ABOUT THIS EXERCISE:
Where a line of the data holds the word "image", copy that line.

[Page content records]
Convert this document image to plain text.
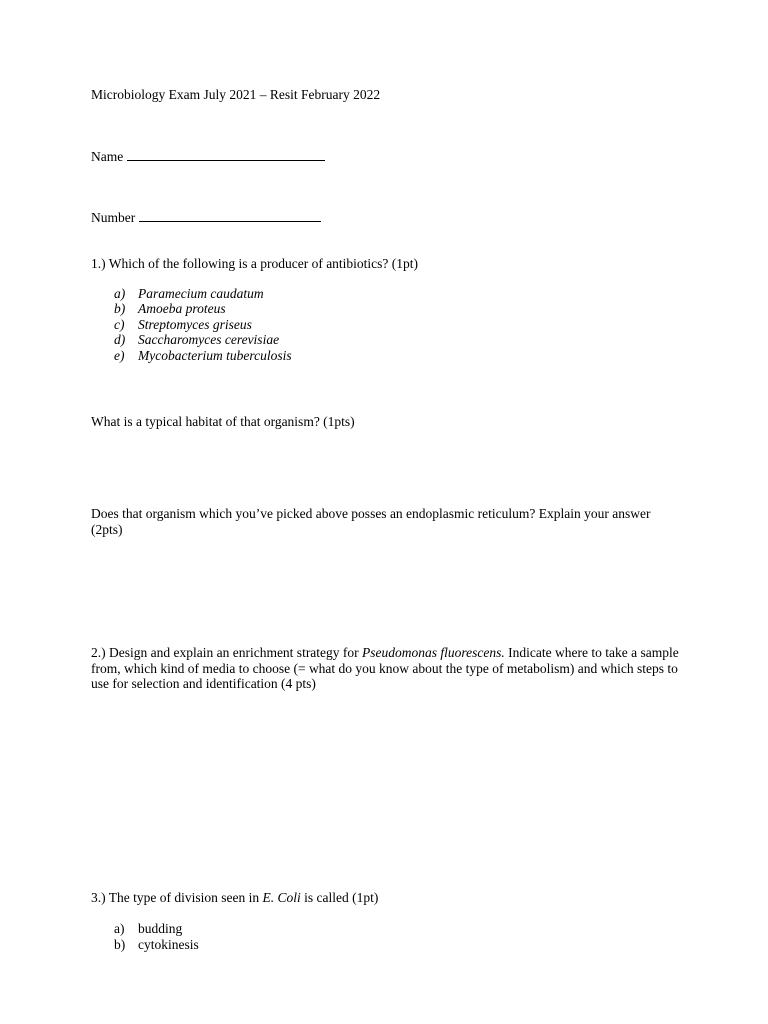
Microbiology Exam July 2021 – Resit February 2022
Name
Number
1.) Which of the following is a producer of antibiotics? (1pt)
a) Paramecium caudatum
b) Amoeba proteus
c) Streptomyces griseus
d) Saccharomyces cerevisiae
e) Mycobacterium tuberculosis
What is a typical habitat of that organism? (1pts)
Does that organism which you’ve picked above posses an endoplasmic reticulum? Explain your answer (2pts)
2.) Design and explain an enrichment strategy for Pseudomonas fluorescens. Indicate where to take a sample from, which kind of media to choose (= what do you know about the type of metabolism) and which steps to use for selection and identification (4 pts)
3.) The type of division seen in E. Coli is called (1pt)
a) budding
b) cytokinesis
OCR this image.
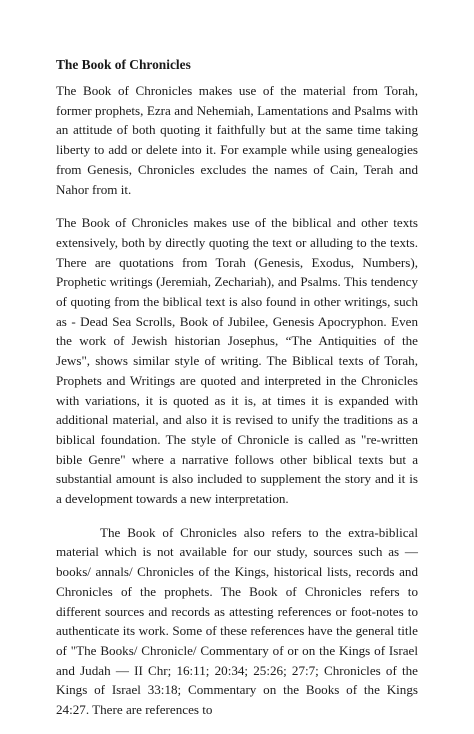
The Book of Chronicles

The Book of Chronicles makes use of the material from Torah, former prophets, Ezra and Nehemiah, Lamentations and Psalms with an attitude of both quoting it faithfully but at the same time taking liberty to add or delete into it. For example while using genealogies from Genesis, Chronicles excludes the names of Cain, Terah and Nahor from it.

The Book of Chronicles makes use of the biblical and other texts extensively, both by directly quoting the text or alluding to the texts. There are quotations from Torah (Genesis, Exodus, Numbers), Prophetic writings (Jeremiah, Zechariah), and Psalms. This tendency of quoting from the biblical text is also found in other writings, such as - Dead Sea Scrolls, Book of Jubilee, Genesis Apocryphon. Even the work of Jewish historian Josephus, “The Antiquities of the Jews", shows similar style of writing. The Biblical texts of Torah, Prophets and Writings are quoted and interpreted in the Chronicles with variations, it is quoted as it is, at times it is expanded with additional material, and also it is revised to unify the traditions as a biblical foundation. The style of Chronicle is called as "re-written bible Genre" where a narrative follows other biblical texts but a substantial amount is also included to supplement the story and it is a development towards a new interpretation.

The Book of Chronicles also refers to the extra-biblical material which is not available for our study, sources such as —books/ annals/ Chronicles of the Kings, historical lists, records and Chronicles of the prophets. The Book of Chronicles refers to different sources and records as attesting references or foot-notes to authenticate its work. Some of these references have the general title of "The Books/ Chronicle/ Commentary of or on the Kings of Israel and Judah — II Chr; 16:11; 20:34; 25:26; 27:7; Chronicles of the Kings of Israel 33:18; Commentary on the Books of the Kings 24:27. There are references to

EXERCISE ANSWER:
Convert this document image to plain text.
OCR this image.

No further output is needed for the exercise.